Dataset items
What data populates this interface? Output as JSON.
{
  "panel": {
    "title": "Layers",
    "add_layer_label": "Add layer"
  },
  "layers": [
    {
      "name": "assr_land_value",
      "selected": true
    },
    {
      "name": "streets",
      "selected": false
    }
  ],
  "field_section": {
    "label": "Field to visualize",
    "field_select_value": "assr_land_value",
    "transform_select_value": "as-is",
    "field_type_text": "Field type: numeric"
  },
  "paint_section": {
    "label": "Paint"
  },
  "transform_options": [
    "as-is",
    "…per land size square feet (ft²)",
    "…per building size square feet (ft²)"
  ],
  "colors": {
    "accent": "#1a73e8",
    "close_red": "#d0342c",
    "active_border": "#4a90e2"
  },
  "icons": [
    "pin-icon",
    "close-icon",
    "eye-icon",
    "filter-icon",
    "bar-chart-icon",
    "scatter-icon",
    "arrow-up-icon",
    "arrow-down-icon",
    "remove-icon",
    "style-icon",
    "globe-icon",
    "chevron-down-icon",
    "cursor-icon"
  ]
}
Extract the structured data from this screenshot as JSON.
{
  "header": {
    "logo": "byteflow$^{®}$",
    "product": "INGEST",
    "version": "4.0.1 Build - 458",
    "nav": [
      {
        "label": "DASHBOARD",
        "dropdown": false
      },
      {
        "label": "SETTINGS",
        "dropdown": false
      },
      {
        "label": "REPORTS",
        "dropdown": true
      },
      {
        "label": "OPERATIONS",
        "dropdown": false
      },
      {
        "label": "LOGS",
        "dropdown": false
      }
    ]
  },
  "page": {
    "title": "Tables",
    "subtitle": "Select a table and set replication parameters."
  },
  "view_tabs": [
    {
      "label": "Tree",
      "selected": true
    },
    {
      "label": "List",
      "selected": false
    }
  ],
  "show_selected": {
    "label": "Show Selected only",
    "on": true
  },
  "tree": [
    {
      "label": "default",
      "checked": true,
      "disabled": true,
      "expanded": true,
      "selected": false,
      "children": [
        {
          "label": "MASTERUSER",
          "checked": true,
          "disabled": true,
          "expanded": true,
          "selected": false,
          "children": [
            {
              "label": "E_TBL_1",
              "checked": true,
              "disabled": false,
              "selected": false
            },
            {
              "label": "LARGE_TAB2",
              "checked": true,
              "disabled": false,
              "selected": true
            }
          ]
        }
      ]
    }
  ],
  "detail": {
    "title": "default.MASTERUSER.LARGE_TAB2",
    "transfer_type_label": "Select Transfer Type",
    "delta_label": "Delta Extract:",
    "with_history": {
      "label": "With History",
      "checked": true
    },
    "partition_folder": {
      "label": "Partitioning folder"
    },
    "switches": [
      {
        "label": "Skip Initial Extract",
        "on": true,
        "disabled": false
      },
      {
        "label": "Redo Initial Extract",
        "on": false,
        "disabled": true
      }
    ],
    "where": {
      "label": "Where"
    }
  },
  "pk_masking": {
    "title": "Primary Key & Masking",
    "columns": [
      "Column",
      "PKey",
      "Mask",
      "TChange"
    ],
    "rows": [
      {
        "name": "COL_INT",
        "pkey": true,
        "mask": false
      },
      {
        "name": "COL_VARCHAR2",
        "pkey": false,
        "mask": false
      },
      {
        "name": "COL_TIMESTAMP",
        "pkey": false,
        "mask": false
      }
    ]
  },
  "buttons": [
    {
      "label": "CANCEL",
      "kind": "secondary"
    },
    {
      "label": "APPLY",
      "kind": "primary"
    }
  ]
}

Task to carry out
Every record above should be copied exactly.

Exercise solution
What data populates this interface? Output as JSON.
{
  "panel": {
    "title": "Layers",
    "add_layer_label": "Add layer"
  },
  "layers": [
    {
      "name": "assr_land_value",
      "selected": true
    },
    {
      "name": "streets",
      "selected": false
    }
  ],
  "field_section": {
    "label": "Field to visualize",
    "field_select_value": "assr_land_value",
    "transform_select_value": "as-is",
    "field_type_text": "Field type: numeric"
  },
  "paint_section": {
    "label": "Paint"
  },
  "transform_options": [
    "as-is",
    "…per land size square feet (ft²)",
    "…per building size square feet (ft²)"
  ],
  "colors": {
    "accent": "#1a73e8",
    "close_red": "#d0342c",
    "active_border": "#4a90e2"
  },
  "icons": [
    "pin-icon",
    "close-icon",
    "eye-icon",
    "filter-icon",
    "bar-chart-icon",
    "scatter-icon",
    "arrow-up-icon",
    "arrow-down-icon",
    "remove-icon",
    "style-icon",
    "globe-icon",
    "chevron-down-icon",
    "cursor-icon"
  ]
}
Extract the structured data from this screenshot as JSON.
{
  "header": {
    "logo": "byteflow$^{®}$",
    "product": "INGEST",
    "version": "4.0.1 Build - 458",
    "nav": [
      {
        "label": "DASHBOARD",
        "dropdown": false
      },
      {
        "label": "SETTINGS",
        "dropdown": false
      },
      {
        "label": "REPORTS",
        "dropdown": true
      },
      {
        "label": "OPERATIONS",
        "dropdown": false
      },
      {
        "label": "LOGS",
        "dropdown": false
      }
    ]
  },
  "page": {
    "title": "Tables",
    "subtitle": "Select a table and set replication parameters."
  },
  "view_tabs": [
    {
      "label": "Tree",
      "selected": true
    },
    {
      "label": "List",
      "selected": false
    }
  ],
  "show_selected": {
    "label": "Show Selected only",
    "on": true
  },
  "tree": [
    {
      "label": "default",
      "checked": true,
      "disabled": true,
      "expanded": true,
      "selected": false,
      "children": [
        {
          "label": "MASTERUSER",
          "checked": true,
          "disabled": true,
          "expanded": true,
          "selected": false,
          "children": [
            {
              "label": "E_TBL_1",
              "checked": true,
              "disabled": false,
              "selected": false
            },
            {
              "label": "LARGE_TAB2",
              "checked": true,
              "disabled": false,
              "selected": true
            }
          ]
        }
      ]
    }
  ],
  "detail": {
    "title": "default.MASTERUSER.LARGE_TAB2",
    "transfer_type_label": "Select Transfer Type",
    "delta_label": "Delta Extract:",
    "with_history": {
      "label": "With History",
      "checked": true
    },
    "partition_folder": {
      "label": "Partitioning folder"
    },
    "switches": [
      {
        "label": "Skip Initial Extract",
        "on": true,
        "disabled": false
      },
      {
        "label": "Redo Initial Extract",
        "on": false,
        "disabled": true
      }
    ],
    "where": {
      "label": "Where"
    }
  },
  "pk_masking": {
    "title": "Primary Key & Masking",
    "columns": [
      "Column",
      "PKey",
      "Mask",
      "TChange"
    ],
    "rows": [
      {
        "name": "COL_INT",
        "pkey": true,
        "mask": false
      },
      {
        "name": "COL_VARCHAR2",
        "pkey": false,
        "mask": false
      },
      {
        "name": "COL_TIMESTAMP",
        "pkey": false,
        "mask": false
      }
    ]
  },
  "buttons": [
    {
      "label": "CANCEL",
      "kind": "secondary"
    },
    {
      "label": "APPLY",
      "kind": "primary"
    }
  ]
}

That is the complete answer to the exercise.